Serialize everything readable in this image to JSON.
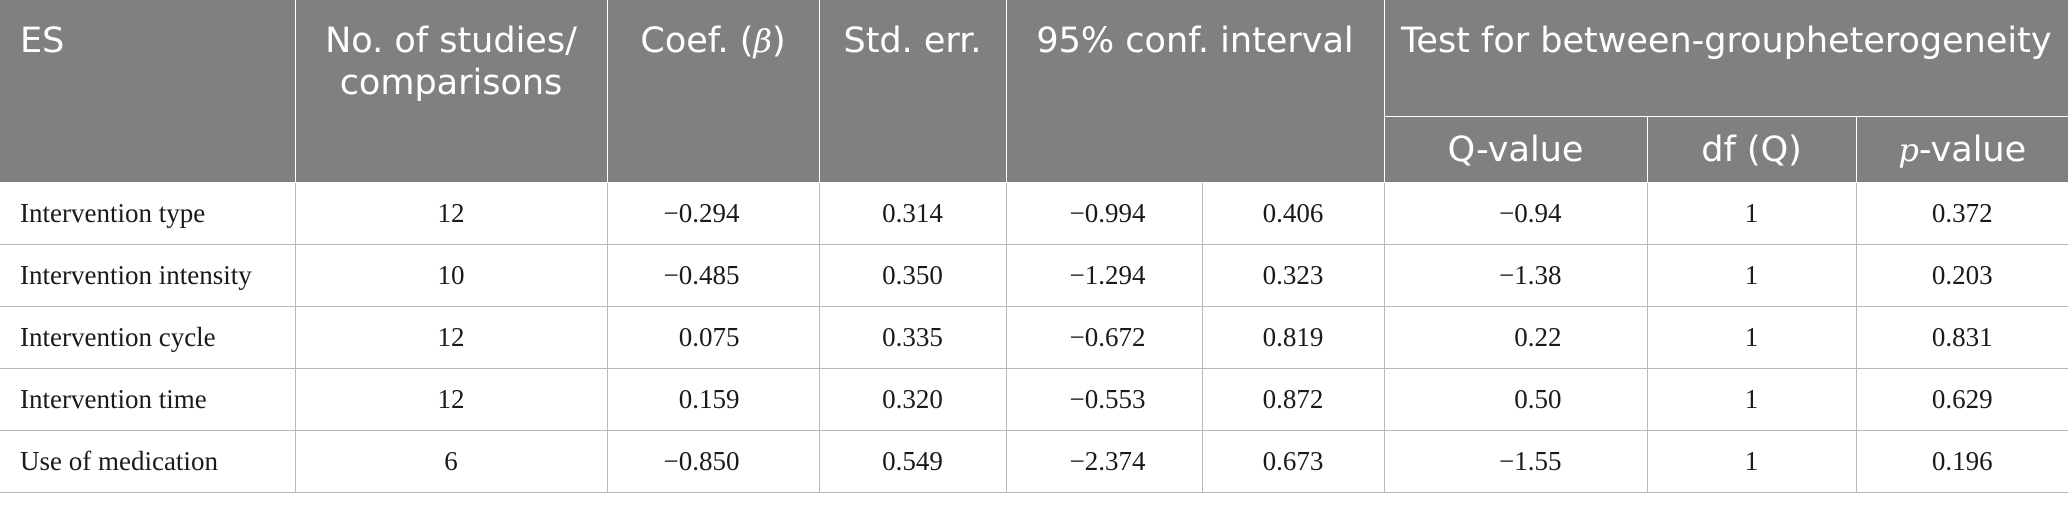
{
  "header": {
    "es": "ES",
    "studies": "No. of studies/ comparisons",
    "coef_prefix": "Coef. (",
    "coef_beta": "β",
    "coef_suffix": ")",
    "std_err": "Std. err.",
    "conf_interval": "95% conf. interval",
    "between_group": "Test for between-groupheterogeneity",
    "q_value": "Q-value",
    "df_q": "df (Q)",
    "p_italic": "p",
    "p_suffix": "-value"
  },
  "rows": [
    {
      "es": "Intervention type",
      "studies": "12",
      "coef": "−0.294",
      "se": "0.314",
      "ci_low": "−0.994",
      "ci_high": "0.406",
      "q": "−0.94",
      "df": "1",
      "p": "0.372"
    },
    {
      "es": "Intervention intensity",
      "studies": "10",
      "coef": "−0.485",
      "se": "0.350",
      "ci_low": "−1.294",
      "ci_high": "0.323",
      "q": "−1.38",
      "df": "1",
      "p": "0.203"
    },
    {
      "es": "Intervention cycle",
      "studies": "12",
      "coef": "0.075",
      "se": "0.335",
      "ci_low": "−0.672",
      "ci_high": "0.819",
      "q": "0.22",
      "df": "1",
      "p": "0.831"
    },
    {
      "es": "Intervention time",
      "studies": "12",
      "coef": "0.159",
      "se": "0.320",
      "ci_low": "−0.553",
      "ci_high": "0.872",
      "q": "0.50",
      "df": "1",
      "p": "0.629"
    },
    {
      "es": "Use of medication",
      "studies": "6",
      "coef": "−0.850",
      "se": "0.549",
      "ci_low": "−2.374",
      "ci_high": "0.673",
      "q": "−1.55",
      "df": "1",
      "p": "0.196"
    }
  ]
}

* AIM: Exactly reproduce the entries above, minus the pictures.

* SOLUTION TO THIS EXERCISE:
Serialize everything readable in this image to JSON.
{
  "header": {
    "es": "ES",
    "studies": "No. of studies/ comparisons",
    "coef_prefix": "Coef. (",
    "coef_beta": "β",
    "coef_suffix": ")",
    "std_err": "Std. err.",
    "conf_interval": "95% conf. interval",
    "between_group": "Test for between-groupheterogeneity",
    "q_value": "Q-value",
    "df_q": "df (Q)",
    "p_italic": "p",
    "p_suffix": "-value"
  },
  "rows": [
    {
      "es": "Intervention type",
      "studies": "12",
      "coef": "−0.294",
      "se": "0.314",
      "ci_low": "−0.994",
      "ci_high": "0.406",
      "q": "−0.94",
      "df": "1",
      "p": "0.372"
    },
    {
      "es": "Intervention intensity",
      "studies": "10",
      "coef": "−0.485",
      "se": "0.350",
      "ci_low": "−1.294",
      "ci_high": "0.323",
      "q": "−1.38",
      "df": "1",
      "p": "0.203"
    },
    {
      "es": "Intervention cycle",
      "studies": "12",
      "coef": "0.075",
      "se": "0.335",
      "ci_low": "−0.672",
      "ci_high": "0.819",
      "q": "0.22",
      "df": "1",
      "p": "0.831"
    },
    {
      "es": "Intervention time",
      "studies": "12",
      "coef": "0.159",
      "se": "0.320",
      "ci_low": "−0.553",
      "ci_high": "0.872",
      "q": "0.50",
      "df": "1",
      "p": "0.629"
    },
    {
      "es": "Use of medication",
      "studies": "6",
      "coef": "−0.850",
      "se": "0.549",
      "ci_low": "−2.374",
      "ci_high": "0.673",
      "q": "−1.55",
      "df": "1",
      "p": "0.196"
    }
  ]
}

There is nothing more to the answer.